>> Start Records to process

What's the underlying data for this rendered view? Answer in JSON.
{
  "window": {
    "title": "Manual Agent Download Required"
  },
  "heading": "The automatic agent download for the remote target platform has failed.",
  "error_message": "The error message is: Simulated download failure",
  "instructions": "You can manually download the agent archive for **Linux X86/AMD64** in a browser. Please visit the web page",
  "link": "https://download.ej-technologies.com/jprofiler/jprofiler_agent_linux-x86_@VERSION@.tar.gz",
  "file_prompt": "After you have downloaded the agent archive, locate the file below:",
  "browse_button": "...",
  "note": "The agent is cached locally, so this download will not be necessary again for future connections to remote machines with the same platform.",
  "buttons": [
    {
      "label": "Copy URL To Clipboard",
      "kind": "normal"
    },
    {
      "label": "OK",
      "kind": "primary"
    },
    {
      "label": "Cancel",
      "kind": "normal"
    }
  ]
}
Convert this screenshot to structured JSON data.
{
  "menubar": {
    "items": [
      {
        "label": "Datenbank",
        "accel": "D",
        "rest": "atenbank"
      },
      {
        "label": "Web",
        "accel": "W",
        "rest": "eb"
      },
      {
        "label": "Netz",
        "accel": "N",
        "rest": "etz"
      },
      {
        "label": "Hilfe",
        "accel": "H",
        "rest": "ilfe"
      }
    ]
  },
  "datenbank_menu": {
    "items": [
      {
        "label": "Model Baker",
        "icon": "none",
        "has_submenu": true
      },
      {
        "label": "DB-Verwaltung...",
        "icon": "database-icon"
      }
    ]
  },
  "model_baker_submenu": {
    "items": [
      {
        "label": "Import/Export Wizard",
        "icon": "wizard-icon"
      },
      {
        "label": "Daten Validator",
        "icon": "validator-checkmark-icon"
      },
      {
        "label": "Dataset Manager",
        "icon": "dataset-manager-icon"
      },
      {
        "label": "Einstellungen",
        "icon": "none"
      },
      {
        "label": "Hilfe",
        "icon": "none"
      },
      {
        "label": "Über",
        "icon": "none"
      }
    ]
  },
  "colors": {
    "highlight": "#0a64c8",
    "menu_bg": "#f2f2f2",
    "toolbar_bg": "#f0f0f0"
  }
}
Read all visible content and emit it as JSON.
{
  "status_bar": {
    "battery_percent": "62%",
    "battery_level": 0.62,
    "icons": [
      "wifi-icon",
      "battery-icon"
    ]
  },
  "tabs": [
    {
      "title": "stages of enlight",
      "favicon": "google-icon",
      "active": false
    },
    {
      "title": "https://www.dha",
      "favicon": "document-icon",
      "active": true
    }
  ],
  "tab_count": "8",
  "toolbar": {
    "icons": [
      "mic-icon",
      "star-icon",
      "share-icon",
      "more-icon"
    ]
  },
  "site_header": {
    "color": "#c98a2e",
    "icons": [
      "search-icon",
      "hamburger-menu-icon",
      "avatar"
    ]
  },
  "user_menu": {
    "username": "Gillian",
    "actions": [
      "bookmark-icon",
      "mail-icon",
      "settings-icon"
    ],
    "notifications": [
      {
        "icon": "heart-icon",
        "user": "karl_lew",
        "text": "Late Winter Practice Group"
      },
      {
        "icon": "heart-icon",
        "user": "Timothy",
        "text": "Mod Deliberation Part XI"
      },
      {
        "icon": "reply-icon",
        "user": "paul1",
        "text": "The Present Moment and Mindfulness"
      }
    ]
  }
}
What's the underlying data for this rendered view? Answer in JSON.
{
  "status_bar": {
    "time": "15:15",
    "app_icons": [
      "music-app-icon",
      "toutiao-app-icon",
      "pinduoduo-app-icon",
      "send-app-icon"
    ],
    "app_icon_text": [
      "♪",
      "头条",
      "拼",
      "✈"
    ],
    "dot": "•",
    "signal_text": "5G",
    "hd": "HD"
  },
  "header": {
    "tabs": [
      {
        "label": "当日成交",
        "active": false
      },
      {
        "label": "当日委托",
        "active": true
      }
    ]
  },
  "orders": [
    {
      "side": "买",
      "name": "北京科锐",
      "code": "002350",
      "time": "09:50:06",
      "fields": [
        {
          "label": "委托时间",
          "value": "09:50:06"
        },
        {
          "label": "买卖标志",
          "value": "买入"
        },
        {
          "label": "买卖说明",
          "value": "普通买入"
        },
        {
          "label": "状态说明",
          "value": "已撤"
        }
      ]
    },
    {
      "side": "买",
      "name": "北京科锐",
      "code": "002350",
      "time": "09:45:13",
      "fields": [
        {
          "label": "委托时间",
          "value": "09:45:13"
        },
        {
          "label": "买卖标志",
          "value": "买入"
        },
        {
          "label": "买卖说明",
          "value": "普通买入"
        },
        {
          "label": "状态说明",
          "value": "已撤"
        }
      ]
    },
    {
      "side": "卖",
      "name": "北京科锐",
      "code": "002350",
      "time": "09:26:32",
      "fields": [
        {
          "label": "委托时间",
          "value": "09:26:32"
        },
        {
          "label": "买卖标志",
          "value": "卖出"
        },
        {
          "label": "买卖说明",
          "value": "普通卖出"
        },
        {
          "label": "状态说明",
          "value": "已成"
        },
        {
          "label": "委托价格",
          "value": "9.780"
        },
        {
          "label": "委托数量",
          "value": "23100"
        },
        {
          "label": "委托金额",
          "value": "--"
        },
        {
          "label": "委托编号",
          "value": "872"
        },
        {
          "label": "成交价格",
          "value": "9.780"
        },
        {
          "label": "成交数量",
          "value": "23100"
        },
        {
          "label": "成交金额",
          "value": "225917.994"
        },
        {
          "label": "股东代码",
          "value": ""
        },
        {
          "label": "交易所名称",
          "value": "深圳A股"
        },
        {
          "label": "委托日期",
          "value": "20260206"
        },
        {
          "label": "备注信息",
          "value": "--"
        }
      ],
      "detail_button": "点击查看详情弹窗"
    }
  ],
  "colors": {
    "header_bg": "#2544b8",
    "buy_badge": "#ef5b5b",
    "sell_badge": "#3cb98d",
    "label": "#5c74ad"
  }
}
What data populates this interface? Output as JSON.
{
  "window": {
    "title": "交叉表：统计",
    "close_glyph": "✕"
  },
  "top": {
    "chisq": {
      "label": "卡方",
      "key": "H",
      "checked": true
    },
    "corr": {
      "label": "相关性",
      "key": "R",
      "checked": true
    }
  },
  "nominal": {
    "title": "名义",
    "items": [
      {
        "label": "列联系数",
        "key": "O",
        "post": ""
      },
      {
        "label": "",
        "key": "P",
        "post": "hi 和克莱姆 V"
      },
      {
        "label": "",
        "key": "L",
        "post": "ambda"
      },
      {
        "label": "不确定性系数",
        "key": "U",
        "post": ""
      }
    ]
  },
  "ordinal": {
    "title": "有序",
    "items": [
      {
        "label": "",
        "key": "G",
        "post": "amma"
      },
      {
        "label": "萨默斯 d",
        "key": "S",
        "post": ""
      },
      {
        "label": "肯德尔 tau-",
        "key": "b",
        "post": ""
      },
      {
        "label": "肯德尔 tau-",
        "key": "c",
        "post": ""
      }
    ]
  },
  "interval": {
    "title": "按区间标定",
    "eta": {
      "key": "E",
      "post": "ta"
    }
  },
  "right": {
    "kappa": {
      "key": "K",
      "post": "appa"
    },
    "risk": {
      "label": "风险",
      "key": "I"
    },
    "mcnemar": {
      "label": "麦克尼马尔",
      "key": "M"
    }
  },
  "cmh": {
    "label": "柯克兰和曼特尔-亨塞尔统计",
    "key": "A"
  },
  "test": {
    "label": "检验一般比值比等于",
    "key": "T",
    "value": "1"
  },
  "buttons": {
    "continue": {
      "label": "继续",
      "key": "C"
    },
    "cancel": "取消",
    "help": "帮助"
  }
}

>> End Records to process

Return all of the entries exactly as they were supplied.

Reply to the task>
What's the underlying data for this rendered view? Answer in JSON.
{
  "window": {
    "title": "Manual Agent Download Required"
  },
  "heading": "The automatic agent download for the remote target platform has failed.",
  "error_message": "The error message is: Simulated download failure",
  "instructions": "You can manually download the agent archive for **Linux X86/AMD64** in a browser. Please visit the web page",
  "link": "https://download.ej-technologies.com/jprofiler/jprofiler_agent_linux-x86_@VERSION@.tar.gz",
  "file_prompt": "After you have downloaded the agent archive, locate the file below:",
  "browse_button": "...",
  "note": "The agent is cached locally, so this download will not be necessary again for future connections to remote machines with the same platform.",
  "buttons": [
    {
      "label": "Copy URL To Clipboard",
      "kind": "normal"
    },
    {
      "label": "OK",
      "kind": "primary"
    },
    {
      "label": "Cancel",
      "kind": "normal"
    }
  ]
}
Convert this screenshot to structured JSON data.
{
  "menubar": {
    "items": [
      {
        "label": "Datenbank",
        "accel": "D",
        "rest": "atenbank"
      },
      {
        "label": "Web",
        "accel": "W",
        "rest": "eb"
      },
      {
        "label": "Netz",
        "accel": "N",
        "rest": "etz"
      },
      {
        "label": "Hilfe",
        "accel": "H",
        "rest": "ilfe"
      }
    ]
  },
  "datenbank_menu": {
    "items": [
      {
        "label": "Model Baker",
        "icon": "none",
        "has_submenu": true
      },
      {
        "label": "DB-Verwaltung...",
        "icon": "database-icon"
      }
    ]
  },
  "model_baker_submenu": {
    "items": [
      {
        "label": "Import/Export Wizard",
        "icon": "wizard-icon"
      },
      {
        "label": "Daten Validator",
        "icon": "validator-checkmark-icon"
      },
      {
        "label": "Dataset Manager",
        "icon": "dataset-manager-icon"
      },
      {
        "label": "Einstellungen",
        "icon": "none"
      },
      {
        "label": "Hilfe",
        "icon": "none"
      },
      {
        "label": "Über",
        "icon": "none"
      }
    ]
  },
  "colors": {
    "highlight": "#0a64c8",
    "menu_bg": "#f2f2f2",
    "toolbar_bg": "#f0f0f0"
  }
}
Read all visible content and emit it as JSON.
{
  "status_bar": {
    "battery_percent": "62%",
    "battery_level": 0.62,
    "icons": [
      "wifi-icon",
      "battery-icon"
    ]
  },
  "tabs": [
    {
      "title": "stages of enlight",
      "favicon": "google-icon",
      "active": false
    },
    {
      "title": "https://www.dha",
      "favicon": "document-icon",
      "active": true
    }
  ],
  "tab_count": "8",
  "toolbar": {
    "icons": [
      "mic-icon",
      "star-icon",
      "share-icon",
      "more-icon"
    ]
  },
  "site_header": {
    "color": "#c98a2e",
    "icons": [
      "search-icon",
      "hamburger-menu-icon",
      "avatar"
    ]
  },
  "user_menu": {
    "username": "Gillian",
    "actions": [
      "bookmark-icon",
      "mail-icon",
      "settings-icon"
    ],
    "notifications": [
      {
        "icon": "heart-icon",
        "user": "karl_lew",
        "text": "Late Winter Practice Group"
      },
      {
        "icon": "heart-icon",
        "user": "Timothy",
        "text": "Mod Deliberation Part XI"
      },
      {
        "icon": "reply-icon",
        "user": "paul1",
        "text": "The Present Moment and Mindfulness"
      }
    ]
  }
}
What's the underlying data for this rendered view? Answer in JSON.
{
  "status_bar": {
    "time": "15:15",
    "app_icons": [
      "music-app-icon",
      "toutiao-app-icon",
      "pinduoduo-app-icon",
      "send-app-icon"
    ],
    "app_icon_text": [
      "♪",
      "头条",
      "拼",
      "✈"
    ],
    "dot": "•",
    "signal_text": "5G",
    "hd": "HD"
  },
  "header": {
    "tabs": [
      {
        "label": "当日成交",
        "active": false
      },
      {
        "label": "当日委托",
        "active": true
      }
    ]
  },
  "orders": [
    {
      "side": "买",
      "name": "北京科锐",
      "code": "002350",
      "time": "09:50:06",
      "fields": [
        {
          "label": "委托时间",
          "value": "09:50:06"
        },
        {
          "label": "买卖标志",
          "value": "买入"
        },
        {
          "label": "买卖说明",
          "value": "普通买入"
        },
        {
          "label": "状态说明",
          "value": "已撤"
        }
      ]
    },
    {
      "side": "买",
      "name": "北京科锐",
      "code": "002350",
      "time": "09:45:13",
      "fields": [
        {
          "label": "委托时间",
          "value": "09:45:13"
        },
        {
          "label": "买卖标志",
          "value": "买入"
        },
        {
          "label": "买卖说明",
          "value": "普通买入"
        },
        {
          "label": "状态说明",
          "value": "已撤"
        }
      ]
    },
    {
      "side": "卖",
      "name": "北京科锐",
      "code": "002350",
      "time": "09:26:32",
      "fields": [
        {
          "label": "委托时间",
          "value": "09:26:32"
        },
        {
          "label": "买卖标志",
          "value": "卖出"
        },
        {
          "label": "买卖说明",
          "value": "普通卖出"
        },
        {
          "label": "状态说明",
          "value": "已成"
        },
        {
          "label": "委托价格",
          "value": "9.780"
        },
        {
          "label": "委托数量",
          "value": "23100"
        },
        {
          "label": "委托金额",
          "value": "--"
        },
        {
          "label": "委托编号",
          "value": "872"
        },
        {
          "label": "成交价格",
          "value": "9.780"
        },
        {
          "label": "成交数量",
          "value": "23100"
        },
        {
          "label": "成交金额",
          "value": "225917.994"
        },
        {
          "label": "股东代码",
          "value": ""
        },
        {
          "label": "交易所名称",
          "value": "深圳A股"
        },
        {
          "label": "委托日期",
          "value": "20260206"
        },
        {
          "label": "备注信息",
          "value": "--"
        }
      ],
      "detail_button": "点击查看详情弹窗"
    }
  ],
  "colors": {
    "header_bg": "#2544b8",
    "buy_badge": "#ef5b5b",
    "sell_badge": "#3cb98d",
    "label": "#5c74ad"
  }
}
What data populates this interface? Output as JSON.
{
  "window": {
    "title": "交叉表：统计",
    "close_glyph": "✕"
  },
  "top": {
    "chisq": {
      "label": "卡方",
      "key": "H",
      "checked": true
    },
    "corr": {
      "label": "相关性",
      "key": "R",
      "checked": true
    }
  },
  "nominal": {
    "title": "名义",
    "items": [
      {
        "label": "列联系数",
        "key": "O",
        "post": ""
      },
      {
        "label": "",
        "key": "P",
        "post": "hi 和克莱姆 V"
      },
      {
        "label": "",
        "key": "L",
        "post": "ambda"
      },
      {
        "label": "不确定性系数",
        "key": "U",
        "post": ""
      }
    ]
  },
  "ordinal": {
    "title": "有序",
    "items": [
      {
        "label": "",
        "key": "G",
        "post": "amma"
      },
      {
        "label": "萨默斯 d",
        "key": "S",
        "post": ""
      },
      {
        "label": "肯德尔 tau-",
        "key": "b",
        "post": ""
      },
      {
        "label": "肯德尔 tau-",
        "key": "c",
        "post": ""
      }
    ]
  },
  "interval": {
    "title": "按区间标定",
    "eta": {
      "key": "E",
      "post": "ta"
    }
  },
  "right": {
    "kappa": {
      "key": "K",
      "post": "appa"
    },
    "risk": {
      "label": "风险",
      "key": "I"
    },
    "mcnemar": {
      "label": "麦克尼马尔",
      "key": "M"
    }
  },
  "cmh": {
    "label": "柯克兰和曼特尔-亨塞尔统计",
    "key": "A"
  },
  "test": {
    "label": "检验一般比值比等于",
    "key": "T",
    "value": "1"
  },
  "buttons": {
    "continue": {
      "label": "继续",
      "key": "C"
    },
    "cancel": "取消",
    "help": "帮助"
  }
}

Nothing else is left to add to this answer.